* Exercise description:
Please transcribe the data that follows without the pictures, keeping every word the same.

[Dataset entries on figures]
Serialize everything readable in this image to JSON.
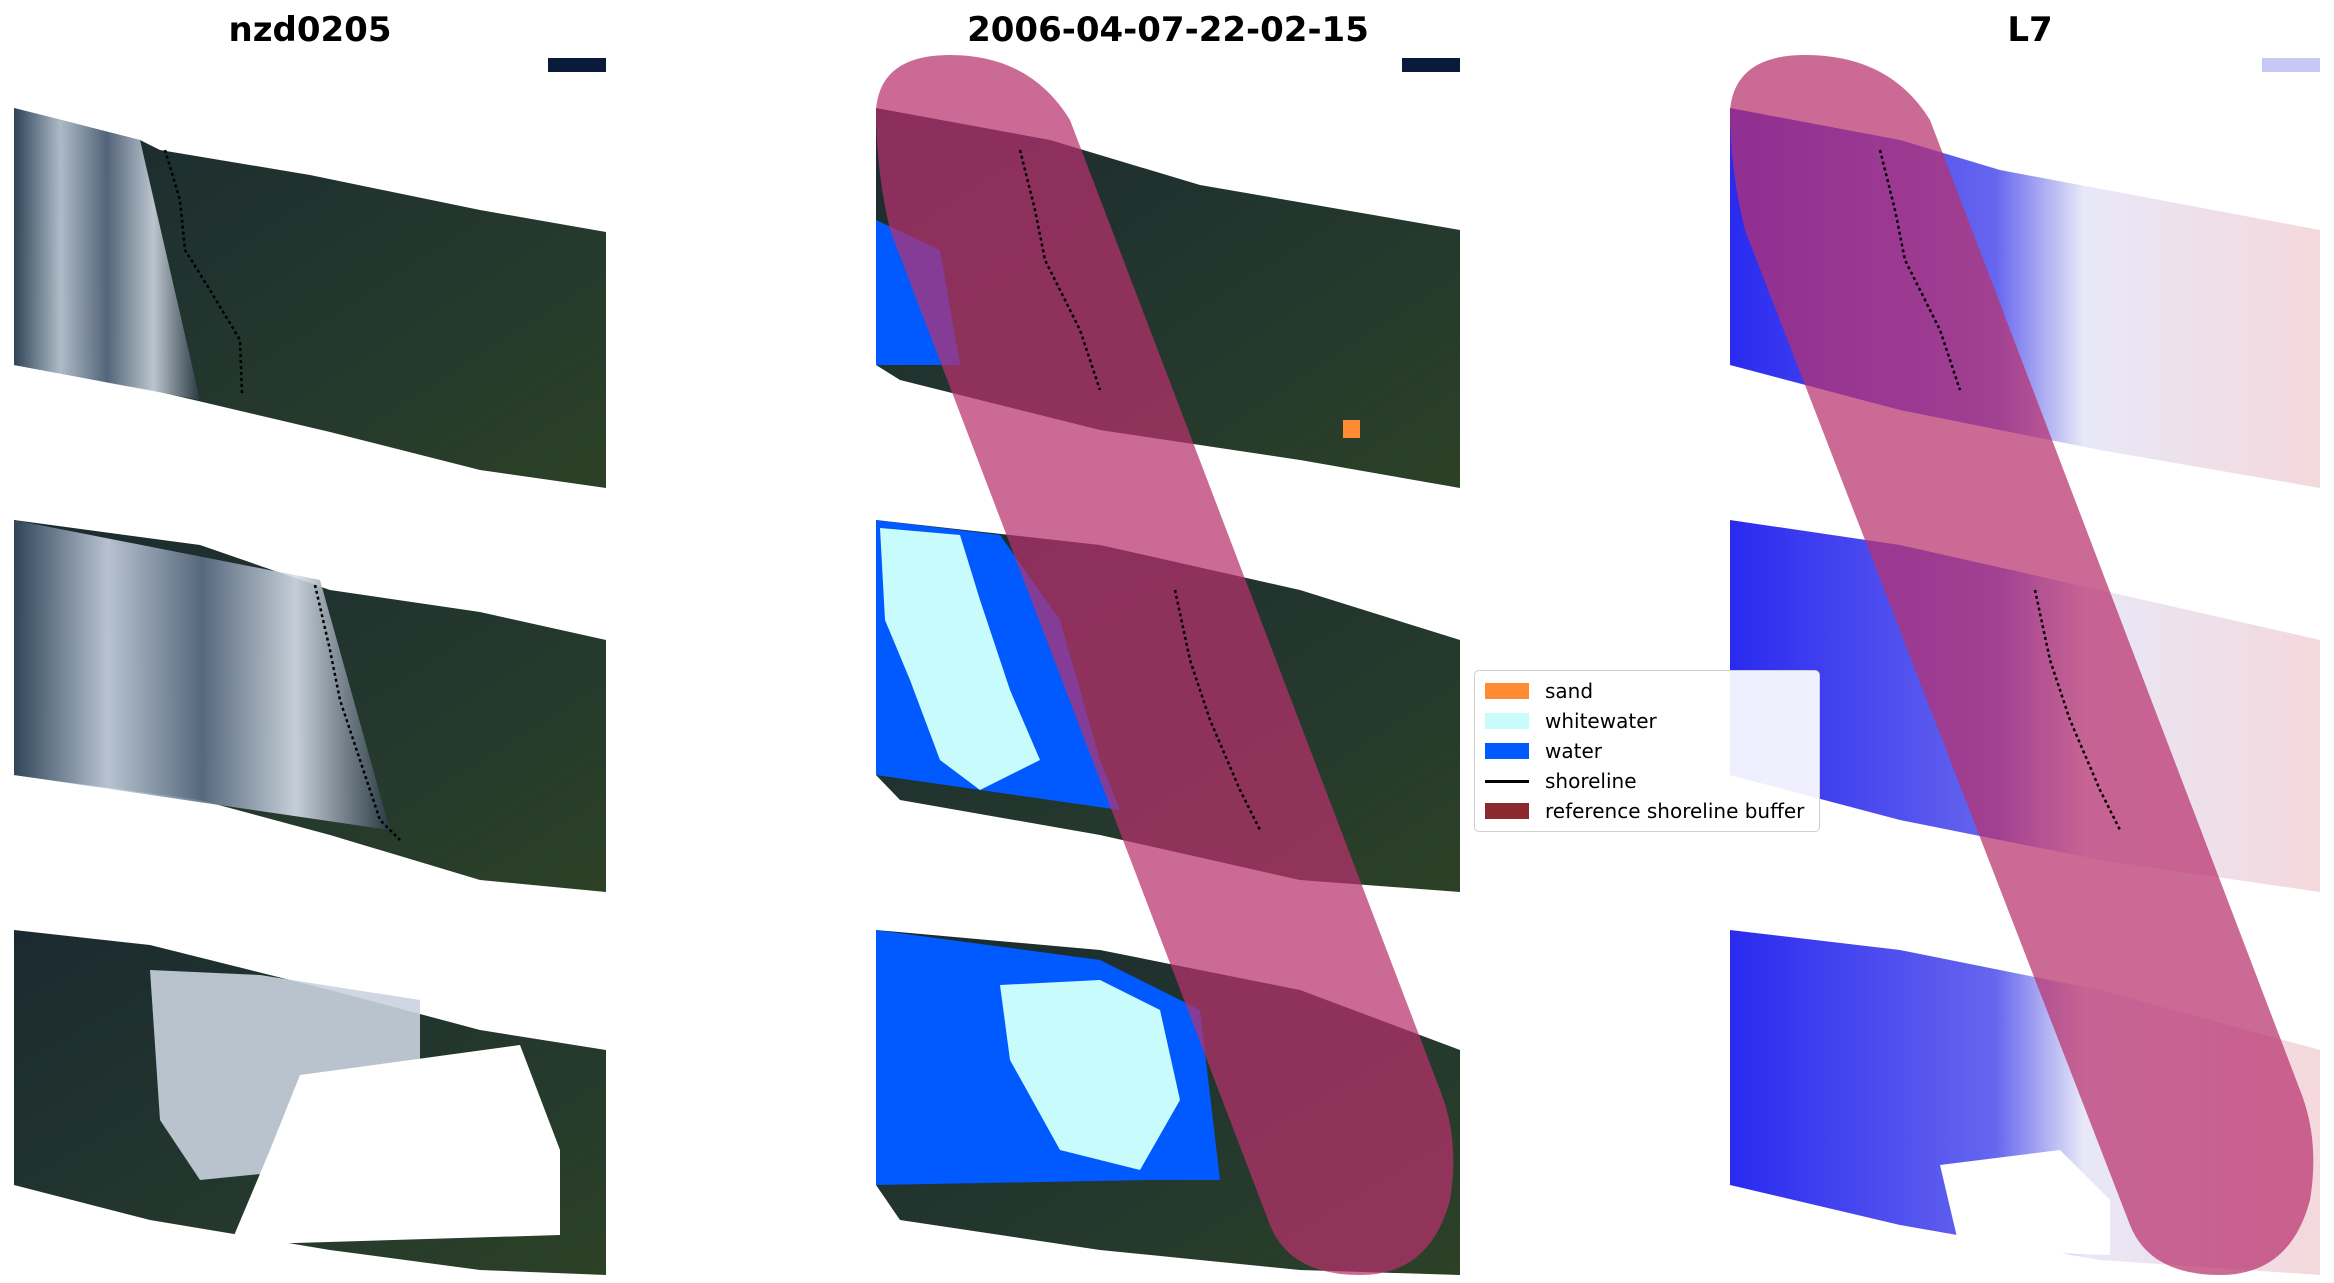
{
  "titles": {
    "left": "nzd0205",
    "center": "2006-04-07-22-02-15",
    "right": "L7"
  },
  "legend": {
    "items": [
      {
        "label": "sand",
        "kind": "patch",
        "color": "#ff8c33"
      },
      {
        "label": "whitewater",
        "kind": "patch",
        "color": "#c8fcfc"
      },
      {
        "label": "water",
        "kind": "patch",
        "color": "#005aff"
      },
      {
        "label": "shoreline",
        "kind": "line",
        "color": "#000000"
      },
      {
        "label": "reference shoreline buffer",
        "kind": "patch",
        "color": "#8b2a2e"
      }
    ]
  },
  "colors": {
    "vegetation_dark": "#1c2a2f",
    "cloud": "#dfe6ee",
    "buffer_overlay": "#b8306e"
  }
}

* Completed exercise:
Serialize everything readable in this image to JSON.
{
  "titles": {
    "left": "nzd0205",
    "center": "2006-04-07-22-02-15",
    "right": "L7"
  },
  "legend": {
    "items": [
      {
        "label": "sand",
        "kind": "patch",
        "color": "#ff8c33"
      },
      {
        "label": "whitewater",
        "kind": "patch",
        "color": "#c8fcfc"
      },
      {
        "label": "water",
        "kind": "patch",
        "color": "#005aff"
      },
      {
        "label": "shoreline",
        "kind": "line",
        "color": "#000000"
      },
      {
        "label": "reference shoreline buffer",
        "kind": "patch",
        "color": "#8b2a2e"
      }
    ]
  },
  "colors": {
    "vegetation_dark": "#1c2a2f",
    "cloud": "#dfe6ee",
    "buffer_overlay": "#b8306e"
  }
}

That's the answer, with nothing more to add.